* START EXTRACTED DATA *

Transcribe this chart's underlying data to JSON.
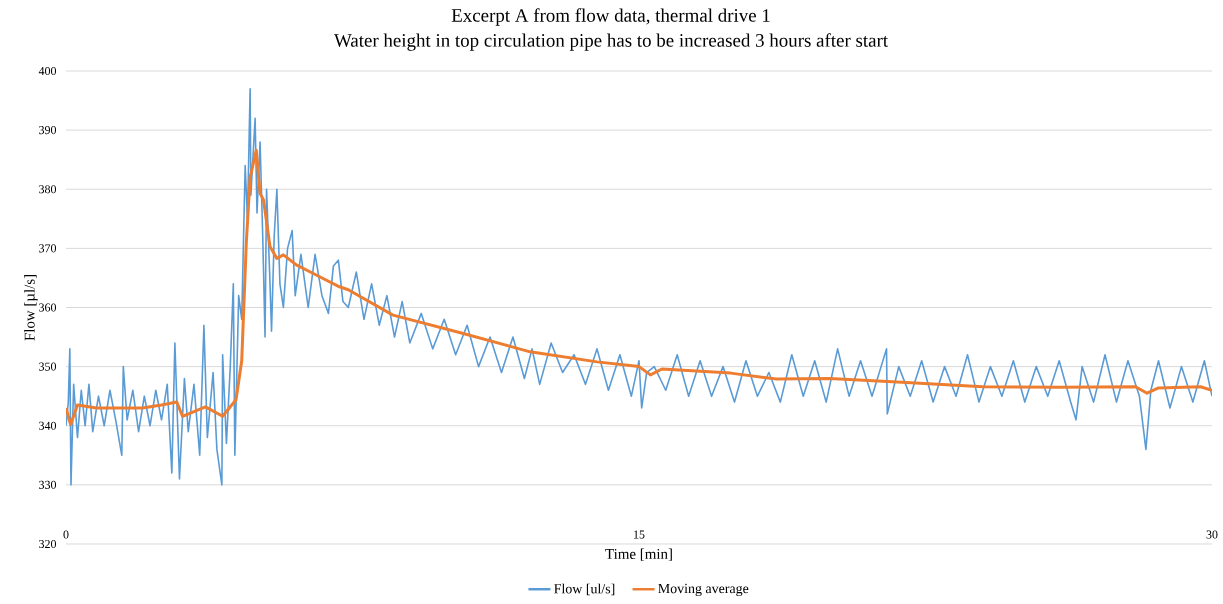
{
  "chart_data": {
    "type": "line",
    "title": "Excerpt A from flow data, thermal drive 1",
    "subtitle": "Water height in top circulation pipe has to be increased 3 hours after start",
    "xlabel": "Time [min]",
    "ylabel": "Flow [µl/s]",
    "xlim": [
      0,
      30
    ],
    "xticks": [
      0,
      15,
      30
    ],
    "ylim": [
      320,
      400
    ],
    "yticks": [
      320,
      330,
      340,
      350,
      360,
      370,
      380,
      390,
      400
    ],
    "grid": "y",
    "legend": "bottom",
    "series": [
      {
        "name": "Flow [ul/s]",
        "color": "#5b9bd5",
        "x": [
          0.0,
          0.06,
          0.1,
          0.13,
          0.2,
          0.3,
          0.4,
          0.5,
          0.6,
          0.7,
          0.85,
          1.0,
          1.15,
          1.3,
          1.46,
          1.5,
          1.6,
          1.75,
          1.9,
          2.05,
          2.2,
          2.35,
          2.5,
          2.65,
          2.77,
          2.85,
          2.97,
          3.1,
          3.2,
          3.35,
          3.5,
          3.61,
          3.7,
          3.85,
          3.95,
          4.08,
          4.1,
          4.2,
          4.3,
          4.38,
          4.42,
          4.52,
          4.6,
          4.69,
          4.75,
          4.82,
          4.84,
          4.95,
          5.0,
          5.08,
          5.15,
          5.21,
          5.25,
          5.33,
          5.38,
          5.45,
          5.52,
          5.6,
          5.69,
          5.8,
          5.92,
          6.0,
          6.15,
          6.34,
          6.52,
          6.7,
          6.87,
          7.0,
          7.13,
          7.25,
          7.39,
          7.6,
          7.8,
          8.0,
          8.2,
          8.4,
          8.6,
          8.8,
          9.0,
          9.3,
          9.6,
          9.9,
          10.2,
          10.5,
          10.8,
          11.1,
          11.4,
          11.7,
          12.0,
          12.2,
          12.4,
          12.7,
          13.0,
          13.3,
          13.6,
          13.9,
          14.2,
          14.5,
          14.8,
          15.0,
          15.07,
          15.2,
          15.4,
          15.7,
          16.0,
          16.3,
          16.6,
          16.9,
          17.2,
          17.5,
          17.8,
          18.1,
          18.4,
          18.7,
          19.0,
          19.3,
          19.6,
          19.9,
          20.2,
          20.5,
          20.8,
          21.1,
          21.48,
          21.5,
          21.8,
          22.1,
          22.4,
          22.7,
          23.0,
          23.3,
          23.6,
          23.9,
          24.2,
          24.5,
          24.8,
          25.1,
          25.4,
          25.7,
          26.0,
          26.3,
          26.44,
          26.6,
          26.9,
          27.2,
          27.5,
          27.8,
          28.1,
          28.27,
          28.4,
          28.6,
          28.9,
          29.2,
          29.5,
          29.8,
          30.0
        ],
        "values": [
          340,
          344,
          353,
          330,
          347,
          338,
          346,
          340,
          347,
          339,
          345,
          340,
          346,
          341,
          335,
          350,
          341,
          346,
          339,
          345,
          340,
          346,
          341,
          347,
          332,
          354,
          331,
          348,
          339,
          347,
          335,
          357,
          338,
          349,
          336,
          330,
          352,
          337,
          350,
          364,
          335,
          362,
          358,
          384,
          375,
          397,
          379,
          392,
          376,
          388,
          372,
          355,
          380,
          366,
          356,
          372,
          380,
          364,
          360,
          370,
          373,
          362,
          369,
          360,
          369,
          362,
          359,
          367,
          368,
          361,
          360,
          366,
          358,
          364,
          357,
          362,
          355,
          361,
          354,
          359,
          353,
          358,
          352,
          357,
          350,
          355,
          349,
          355,
          348,
          353,
          347,
          354,
          349,
          352,
          347,
          353,
          346,
          352,
          345,
          351,
          343,
          349,
          350,
          346,
          352,
          345,
          351,
          345,
          350,
          344,
          351,
          345,
          349,
          344,
          352,
          345,
          351,
          344,
          353,
          345,
          351,
          345,
          353,
          342,
          350,
          345,
          351,
          344,
          350,
          345,
          352,
          344,
          350,
          345,
          351,
          344,
          350,
          345,
          351,
          344,
          341,
          350,
          344,
          352,
          344,
          351,
          345,
          336,
          346,
          351,
          343,
          350,
          344,
          351,
          345
        ]
      },
      {
        "name": "Moving average",
        "color": "#ed7d31",
        "x": [
          0,
          0.12,
          0.3,
          0.8,
          1.5,
          2.0,
          2.5,
          2.9,
          3.05,
          3.65,
          4.1,
          4.45,
          4.6,
          4.72,
          4.82,
          4.98,
          5.08,
          5.17,
          5.34,
          5.52,
          5.69,
          6.03,
          6.55,
          7.16,
          7.39,
          8.56,
          10.4,
          12.15,
          13.9,
          15.0,
          15.3,
          15.6,
          17.4,
          18.6,
          20.0,
          22.0,
          24.0,
          26.0,
          28.0,
          28.3,
          28.6,
          29.7,
          30
        ],
        "values": [
          343,
          340.2,
          343.5,
          343,
          343,
          343,
          343.5,
          344,
          341.6,
          343.2,
          341.6,
          344.4,
          351,
          371,
          382,
          386.6,
          379.3,
          378.2,
          370.3,
          368.3,
          368.9,
          367.2,
          365.5,
          363.5,
          363,
          358.7,
          355.6,
          352.5,
          350.8,
          350,
          348.6,
          349.6,
          348.9,
          347.9,
          348,
          347.3,
          346.6,
          346.5,
          346.6,
          345.5,
          346.4,
          346.6,
          346
        ]
      }
    ]
  }
}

* END EXTRACTED DATA *

• _TASK DETAILS_: Write out every line above exactly as it is, leaving out the pictures.

• _EXERCISE OUTPUT_:
Transcribe this chart's underlying data to JSON.
{
  "chart_data": {
    "type": "line",
    "title": "Excerpt A from flow data, thermal drive 1",
    "subtitle": "Water height in top circulation pipe has to be increased 3 hours after start",
    "xlabel": "Time [min]",
    "ylabel": "Flow [µl/s]",
    "xlim": [
      0,
      30
    ],
    "xticks": [
      0,
      15,
      30
    ],
    "ylim": [
      320,
      400
    ],
    "yticks": [
      320,
      330,
      340,
      350,
      360,
      370,
      380,
      390,
      400
    ],
    "grid": "y",
    "legend": "bottom",
    "series": [
      {
        "name": "Flow [ul/s]",
        "color": "#5b9bd5",
        "x": [
          0.0,
          0.06,
          0.1,
          0.13,
          0.2,
          0.3,
          0.4,
          0.5,
          0.6,
          0.7,
          0.85,
          1.0,
          1.15,
          1.3,
          1.46,
          1.5,
          1.6,
          1.75,
          1.9,
          2.05,
          2.2,
          2.35,
          2.5,
          2.65,
          2.77,
          2.85,
          2.97,
          3.1,
          3.2,
          3.35,
          3.5,
          3.61,
          3.7,
          3.85,
          3.95,
          4.08,
          4.1,
          4.2,
          4.3,
          4.38,
          4.42,
          4.52,
          4.6,
          4.69,
          4.75,
          4.82,
          4.84,
          4.95,
          5.0,
          5.08,
          5.15,
          5.21,
          5.25,
          5.33,
          5.38,
          5.45,
          5.52,
          5.6,
          5.69,
          5.8,
          5.92,
          6.0,
          6.15,
          6.34,
          6.52,
          6.7,
          6.87,
          7.0,
          7.13,
          7.25,
          7.39,
          7.6,
          7.8,
          8.0,
          8.2,
          8.4,
          8.6,
          8.8,
          9.0,
          9.3,
          9.6,
          9.9,
          10.2,
          10.5,
          10.8,
          11.1,
          11.4,
          11.7,
          12.0,
          12.2,
          12.4,
          12.7,
          13.0,
          13.3,
          13.6,
          13.9,
          14.2,
          14.5,
          14.8,
          15.0,
          15.07,
          15.2,
          15.4,
          15.7,
          16.0,
          16.3,
          16.6,
          16.9,
          17.2,
          17.5,
          17.8,
          18.1,
          18.4,
          18.7,
          19.0,
          19.3,
          19.6,
          19.9,
          20.2,
          20.5,
          20.8,
          21.1,
          21.48,
          21.5,
          21.8,
          22.1,
          22.4,
          22.7,
          23.0,
          23.3,
          23.6,
          23.9,
          24.2,
          24.5,
          24.8,
          25.1,
          25.4,
          25.7,
          26.0,
          26.3,
          26.44,
          26.6,
          26.9,
          27.2,
          27.5,
          27.8,
          28.1,
          28.27,
          28.4,
          28.6,
          28.9,
          29.2,
          29.5,
          29.8,
          30.0
        ],
        "values": [
          340,
          344,
          353,
          330,
          347,
          338,
          346,
          340,
          347,
          339,
          345,
          340,
          346,
          341,
          335,
          350,
          341,
          346,
          339,
          345,
          340,
          346,
          341,
          347,
          332,
          354,
          331,
          348,
          339,
          347,
          335,
          357,
          338,
          349,
          336,
          330,
          352,
          337,
          350,
          364,
          335,
          362,
          358,
          384,
          375,
          397,
          379,
          392,
          376,
          388,
          372,
          355,
          380,
          366,
          356,
          372,
          380,
          364,
          360,
          370,
          373,
          362,
          369,
          360,
          369,
          362,
          359,
          367,
          368,
          361,
          360,
          366,
          358,
          364,
          357,
          362,
          355,
          361,
          354,
          359,
          353,
          358,
          352,
          357,
          350,
          355,
          349,
          355,
          348,
          353,
          347,
          354,
          349,
          352,
          347,
          353,
          346,
          352,
          345,
          351,
          343,
          349,
          350,
          346,
          352,
          345,
          351,
          345,
          350,
          344,
          351,
          345,
          349,
          344,
          352,
          345,
          351,
          344,
          353,
          345,
          351,
          345,
          353,
          342,
          350,
          345,
          351,
          344,
          350,
          345,
          352,
          344,
          350,
          345,
          351,
          344,
          350,
          345,
          351,
          344,
          341,
          350,
          344,
          352,
          344,
          351,
          345,
          336,
          346,
          351,
          343,
          350,
          344,
          351,
          345
        ]
      },
      {
        "name": "Moving average",
        "color": "#ed7d31",
        "x": [
          0,
          0.12,
          0.3,
          0.8,
          1.5,
          2.0,
          2.5,
          2.9,
          3.05,
          3.65,
          4.1,
          4.45,
          4.6,
          4.72,
          4.82,
          4.98,
          5.08,
          5.17,
          5.34,
          5.52,
          5.69,
          6.03,
          6.55,
          7.16,
          7.39,
          8.56,
          10.4,
          12.15,
          13.9,
          15.0,
          15.3,
          15.6,
          17.4,
          18.6,
          20.0,
          22.0,
          24.0,
          26.0,
          28.0,
          28.3,
          28.6,
          29.7,
          30
        ],
        "values": [
          343,
          340.2,
          343.5,
          343,
          343,
          343,
          343.5,
          344,
          341.6,
          343.2,
          341.6,
          344.4,
          351,
          371,
          382,
          386.6,
          379.3,
          378.2,
          370.3,
          368.3,
          368.9,
          367.2,
          365.5,
          363.5,
          363,
          358.7,
          355.6,
          352.5,
          350.8,
          350,
          348.6,
          349.6,
          348.9,
          347.9,
          348,
          347.3,
          346.6,
          346.5,
          346.6,
          345.5,
          346.4,
          346.6,
          346
        ]
      }
    ]
  }
}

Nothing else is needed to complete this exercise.